[Task to carry out]:
Return all of the entries exactly as written.

[Data listing]:
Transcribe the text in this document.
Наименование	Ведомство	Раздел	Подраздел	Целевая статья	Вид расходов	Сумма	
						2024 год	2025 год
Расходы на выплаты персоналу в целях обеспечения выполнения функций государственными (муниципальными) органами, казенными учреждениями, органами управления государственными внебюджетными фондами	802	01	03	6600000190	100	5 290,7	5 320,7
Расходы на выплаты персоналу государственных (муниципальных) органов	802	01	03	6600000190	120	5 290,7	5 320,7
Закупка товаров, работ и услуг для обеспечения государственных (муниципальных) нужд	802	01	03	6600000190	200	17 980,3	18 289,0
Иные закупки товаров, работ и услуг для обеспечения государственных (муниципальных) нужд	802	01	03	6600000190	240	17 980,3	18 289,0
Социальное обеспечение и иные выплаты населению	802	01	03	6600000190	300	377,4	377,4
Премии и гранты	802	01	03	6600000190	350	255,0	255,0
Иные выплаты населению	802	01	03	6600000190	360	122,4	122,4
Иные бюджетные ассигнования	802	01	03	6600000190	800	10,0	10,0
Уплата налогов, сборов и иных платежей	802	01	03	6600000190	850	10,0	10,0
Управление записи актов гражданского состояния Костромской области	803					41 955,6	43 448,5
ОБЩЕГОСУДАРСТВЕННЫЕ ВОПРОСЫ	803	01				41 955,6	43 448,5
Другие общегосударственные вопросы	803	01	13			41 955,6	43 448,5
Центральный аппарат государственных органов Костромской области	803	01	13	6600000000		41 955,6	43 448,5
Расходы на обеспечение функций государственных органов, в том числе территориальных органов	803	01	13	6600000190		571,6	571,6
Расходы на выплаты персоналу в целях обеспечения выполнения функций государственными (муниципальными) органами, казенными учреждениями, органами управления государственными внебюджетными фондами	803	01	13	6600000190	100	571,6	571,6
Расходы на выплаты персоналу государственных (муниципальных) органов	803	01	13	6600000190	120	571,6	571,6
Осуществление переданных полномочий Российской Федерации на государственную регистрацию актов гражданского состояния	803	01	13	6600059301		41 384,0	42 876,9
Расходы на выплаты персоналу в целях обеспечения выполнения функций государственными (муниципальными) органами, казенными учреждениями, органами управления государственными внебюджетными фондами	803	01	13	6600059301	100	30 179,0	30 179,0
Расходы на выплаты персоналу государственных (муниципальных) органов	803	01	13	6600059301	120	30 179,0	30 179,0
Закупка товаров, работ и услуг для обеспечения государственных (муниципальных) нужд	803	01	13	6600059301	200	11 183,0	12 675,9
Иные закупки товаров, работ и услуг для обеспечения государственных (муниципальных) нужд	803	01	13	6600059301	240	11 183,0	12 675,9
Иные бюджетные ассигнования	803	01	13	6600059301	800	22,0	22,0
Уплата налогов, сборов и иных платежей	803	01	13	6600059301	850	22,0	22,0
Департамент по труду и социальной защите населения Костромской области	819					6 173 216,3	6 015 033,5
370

[Response to this exercise]:
Transcribe the text in this document.
Наименование	Ведомство	Раздел	Подраздел	Целевая статья	Вид расходов	Сумма	
						2024 год	2025 год
Расходы на выплаты персоналу в целях обеспечения выполнения функций государственными (муниципальными) органами, казенными учреждениями, органами управления государственными внебюджетными фондами	802	01	03	6600000190	100	5 290,7	5 320,7
Расходы на выплаты персоналу государственных (муниципальных) органов	802	01	03	6600000190	120	5 290,7	5 320,7
Закупка товаров, работ и услуг для обеспечения государственных (муниципальных) нужд	802	01	03	6600000190	200	17 980,3	18 289,0
Иные закупки товаров, работ и услуг для обеспечения государственных (муниципальных) нужд	802	01	03	6600000190	240	17 980,3	18 289,0
Социальное обеспечение и иные выплаты населению	802	01	03	6600000190	300	377,4	377,4
Премии и гранты	802	01	03	6600000190	350	255,0	255,0
Иные выплаты населению	802	01	03	6600000190	360	122,4	122,4
Иные бюджетные ассигнования	802	01	03	6600000190	800	10,0	10,0
Уплата налогов, сборов и иных платежей	802	01	03	6600000190	850	10,0	10,0
Управление записи актов гражданского состояния Костромской области	803					41 955,6	43 448,5
ОБЩЕГОСУДАРСТВЕННЫЕ ВОПРОСЫ	803	01				41 955,6	43 448,5
Другие общегосударственные вопросы	803	01	13			41 955,6	43 448,5
Центральный аппарат государственных органов Костромской области	803	01	13	6600000000		41 955,6	43 448,5
Расходы на обеспечение функций государственных органов, в том числе территориальных органов	803	01	13	6600000190		571,6	571,6
Расходы на выплаты персоналу в целях обеспечения выполнения функций государственными (муниципальными) органами, казенными учреждениями, органами управления государственными внебюджетными фондами	803	01	13	6600000190	100	571,6	571,6
Расходы на выплаты персоналу государственных (муниципальных) органов	803	01	13	6600000190	120	571,6	571,6
Осуществление переданных полномочий Российской Федерации на государственную регистрацию актов гражданского состояния	803	01	13	6600059301		41 384,0	42 876,9
Расходы на выплаты персоналу в целях обеспечения выполнения функций государственными (муниципальными) органами, казенными учреждениями, органами управления государственными внебюджетными фондами	803	01	13	6600059301	100	30 179,0	30 179,0
Расходы на выплаты персоналу государственных (муниципальных) органов	803	01	13	6600059301	120	30 179,0	30 179,0
Закупка товаров, работ и услуг для обеспечения государственных (муниципальных) нужд	803	01	13	6600059301	200	11 183,0	12 675,9
Иные закупки товаров, работ и услуг для обеспечения государственных (муниципальных) нужд	803	01	13	6600059301	240	11 183,0	12 675,9
Иные бюджетные ассигнования	803	01	13	6600059301	800	22,0	22,0
Уплата налогов, сборов и иных платежей	803	01	13	6600059301	850	22,0	22,0
Департамент по труду и социальной защите населения Костромской области	819					6 173 216,3	6 015 033,5
370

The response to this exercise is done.